● PAGE EXCERPT:
# # # #
October 13 – Humpbacks & Killer Whales

© Five Star Whale Watching/Katie Smith. Image — A serene moment when the mother-son pair, the T11s, were traveling together in the sunlit waters of the Salish Sea during our trip today.

Humpback Whales & Transient Killer Whales

We had an amazing trip today! We got to see both Humpback whales and Transient Killer whales. It was a fantastic day on the water.

Our first encounter of the day consisted of two Transient Killer whales. They were the T11s — a prominent mother-son pair that has been visiting the Salish Sea frequently this year. We saw them swimming just south of Victoria. These two are always seen together, which is not a coincidence at all. Killer whales have complex social bonds in their matrilineal society where offsprings tend to stay with their mothers for their whole lives.

T11A, the 38 year old son, travels and hunts with his mother, T11. Not only that, it was his mother who first taught him how to hunt when he was little. He is easily identifiable because of his uniquely curved 6-feet tall dorsal fin that is much taller than his mother’s ~3 feet tall fin. T11A is also one of the largest Transient Killer whale males that we see in the Salish Sea.

After spending quality time with the T11s, we headed southwest and encountered Humpback whales. They are much different than the Transient Killer whales. Humpbacks are baleen whales — in fact, they are the largest baleen whales that we see in our waters –, and Killer whales are toothed whales. Though they are much larger than the Killer whales, they eat the smallest prey. We saw their massive tail flukes, which were as wide as a juvenile Killer whale is long. Just magnificent!

Towards the end of our trip, we stopped at Race Rocks Ecological Reserve to show our guests what the T11s could have hunted. Transient Killer whales eat Harbour seals, sea lions, and though it requires more effort and coordination, they often also hunt other whales. At Race Rocks today we even saw a Bald Eagle perched on the highest rock in the area.
# # # #
● TASK TO COMPLETE:
Copy the whale-watching trip report word for word, everything from "Our first encounter" down to "the Salish Sea.".
# # # #
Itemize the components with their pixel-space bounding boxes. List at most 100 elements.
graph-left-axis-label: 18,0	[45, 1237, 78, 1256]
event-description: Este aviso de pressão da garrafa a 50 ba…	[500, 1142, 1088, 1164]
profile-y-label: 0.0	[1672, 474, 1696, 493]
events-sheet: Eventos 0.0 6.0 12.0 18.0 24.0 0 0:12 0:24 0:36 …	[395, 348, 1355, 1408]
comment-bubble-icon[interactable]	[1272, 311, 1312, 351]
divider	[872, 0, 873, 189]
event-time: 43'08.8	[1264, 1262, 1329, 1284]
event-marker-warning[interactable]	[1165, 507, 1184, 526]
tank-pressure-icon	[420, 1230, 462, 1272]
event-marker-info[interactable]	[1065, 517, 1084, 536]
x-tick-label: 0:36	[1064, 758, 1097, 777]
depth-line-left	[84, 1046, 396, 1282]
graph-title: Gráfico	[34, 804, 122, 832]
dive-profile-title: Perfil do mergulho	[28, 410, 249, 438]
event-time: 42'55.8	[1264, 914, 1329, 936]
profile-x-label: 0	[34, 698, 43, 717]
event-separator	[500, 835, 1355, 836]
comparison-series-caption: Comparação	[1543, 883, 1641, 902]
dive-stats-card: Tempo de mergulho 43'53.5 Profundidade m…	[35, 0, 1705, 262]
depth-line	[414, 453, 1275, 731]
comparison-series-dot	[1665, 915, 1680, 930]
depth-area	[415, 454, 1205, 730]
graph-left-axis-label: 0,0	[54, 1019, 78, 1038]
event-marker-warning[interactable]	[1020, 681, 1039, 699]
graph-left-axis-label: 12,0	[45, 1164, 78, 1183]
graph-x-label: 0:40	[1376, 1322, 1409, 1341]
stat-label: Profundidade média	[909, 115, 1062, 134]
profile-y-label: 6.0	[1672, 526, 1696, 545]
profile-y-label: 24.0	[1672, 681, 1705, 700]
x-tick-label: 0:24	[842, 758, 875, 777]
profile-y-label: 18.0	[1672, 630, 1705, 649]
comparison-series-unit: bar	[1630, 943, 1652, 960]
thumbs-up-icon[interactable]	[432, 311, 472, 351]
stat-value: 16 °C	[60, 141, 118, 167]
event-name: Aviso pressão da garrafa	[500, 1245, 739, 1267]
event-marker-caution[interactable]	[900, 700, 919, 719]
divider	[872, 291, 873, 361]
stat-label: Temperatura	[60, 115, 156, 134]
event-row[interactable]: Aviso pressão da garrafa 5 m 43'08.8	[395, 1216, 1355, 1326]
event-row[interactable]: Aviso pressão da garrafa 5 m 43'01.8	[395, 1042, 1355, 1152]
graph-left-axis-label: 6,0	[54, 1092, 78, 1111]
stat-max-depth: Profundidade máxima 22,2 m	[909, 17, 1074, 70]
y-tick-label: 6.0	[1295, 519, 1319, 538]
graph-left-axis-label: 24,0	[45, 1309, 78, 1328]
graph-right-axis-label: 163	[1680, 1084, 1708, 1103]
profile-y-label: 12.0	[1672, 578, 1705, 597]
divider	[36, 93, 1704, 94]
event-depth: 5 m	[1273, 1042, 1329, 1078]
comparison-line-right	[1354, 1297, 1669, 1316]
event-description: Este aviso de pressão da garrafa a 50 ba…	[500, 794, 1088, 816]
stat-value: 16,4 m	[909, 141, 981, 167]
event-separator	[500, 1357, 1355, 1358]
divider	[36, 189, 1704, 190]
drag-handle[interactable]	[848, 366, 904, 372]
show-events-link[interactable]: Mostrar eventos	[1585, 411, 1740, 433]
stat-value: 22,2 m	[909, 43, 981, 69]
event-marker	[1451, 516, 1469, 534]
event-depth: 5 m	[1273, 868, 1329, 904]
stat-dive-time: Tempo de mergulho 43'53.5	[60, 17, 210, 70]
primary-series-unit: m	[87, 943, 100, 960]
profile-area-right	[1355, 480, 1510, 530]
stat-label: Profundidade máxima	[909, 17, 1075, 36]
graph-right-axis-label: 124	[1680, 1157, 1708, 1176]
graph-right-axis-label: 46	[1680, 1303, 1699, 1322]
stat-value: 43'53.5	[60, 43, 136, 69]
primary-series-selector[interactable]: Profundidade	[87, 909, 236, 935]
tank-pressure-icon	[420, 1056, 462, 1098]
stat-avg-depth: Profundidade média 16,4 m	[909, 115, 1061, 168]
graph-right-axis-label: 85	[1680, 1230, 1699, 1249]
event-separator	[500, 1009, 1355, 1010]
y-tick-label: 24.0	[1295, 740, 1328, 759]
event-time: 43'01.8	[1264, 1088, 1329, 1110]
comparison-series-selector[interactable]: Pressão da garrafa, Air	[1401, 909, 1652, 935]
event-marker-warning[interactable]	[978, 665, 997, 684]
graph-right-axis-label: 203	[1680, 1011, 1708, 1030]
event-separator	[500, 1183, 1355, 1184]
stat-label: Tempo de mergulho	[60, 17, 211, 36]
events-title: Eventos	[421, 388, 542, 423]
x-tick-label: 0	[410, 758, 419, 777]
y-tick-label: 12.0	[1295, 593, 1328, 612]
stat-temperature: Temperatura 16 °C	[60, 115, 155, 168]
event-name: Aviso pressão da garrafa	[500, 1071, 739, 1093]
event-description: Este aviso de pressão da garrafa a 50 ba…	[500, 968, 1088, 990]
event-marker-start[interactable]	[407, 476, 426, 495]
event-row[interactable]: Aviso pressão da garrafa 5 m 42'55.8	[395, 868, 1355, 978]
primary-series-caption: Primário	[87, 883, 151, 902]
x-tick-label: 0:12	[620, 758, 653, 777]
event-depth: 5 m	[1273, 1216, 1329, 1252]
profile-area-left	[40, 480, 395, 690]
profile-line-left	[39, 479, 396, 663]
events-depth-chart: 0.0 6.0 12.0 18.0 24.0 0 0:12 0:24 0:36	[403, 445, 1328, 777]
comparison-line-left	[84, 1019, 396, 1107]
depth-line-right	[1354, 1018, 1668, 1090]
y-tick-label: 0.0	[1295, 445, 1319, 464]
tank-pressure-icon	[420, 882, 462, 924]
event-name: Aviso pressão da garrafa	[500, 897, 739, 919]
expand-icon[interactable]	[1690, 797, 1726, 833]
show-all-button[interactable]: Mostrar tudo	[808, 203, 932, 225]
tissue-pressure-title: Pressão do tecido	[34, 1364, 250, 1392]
# # # #
● TASK ANSWER:
Our first encounter of the day consisted of two Transient Killer whales. They were the T11s — a prominent mother-son pair that has been visiting the Salish Sea frequently this year. We saw them swimming just south of Victoria. These two are always seen together, which is not a coincidence at all. Killer whales have complex social bonds in their matrilineal society where offsprings tend to stay with their mothers for their whole lives.

T11A, the 38 year old son, travels and hunts with his mother, T11. Not only that, it was his mother who first taught him how to hunt when he was little. He is easily identifiable because of his uniquely curved 6-feet tall dorsal fin that is much taller than his mother’s ~3 feet tall fin. T11A is also one of the largest Transient Killer whale males that we see in the Salish Sea.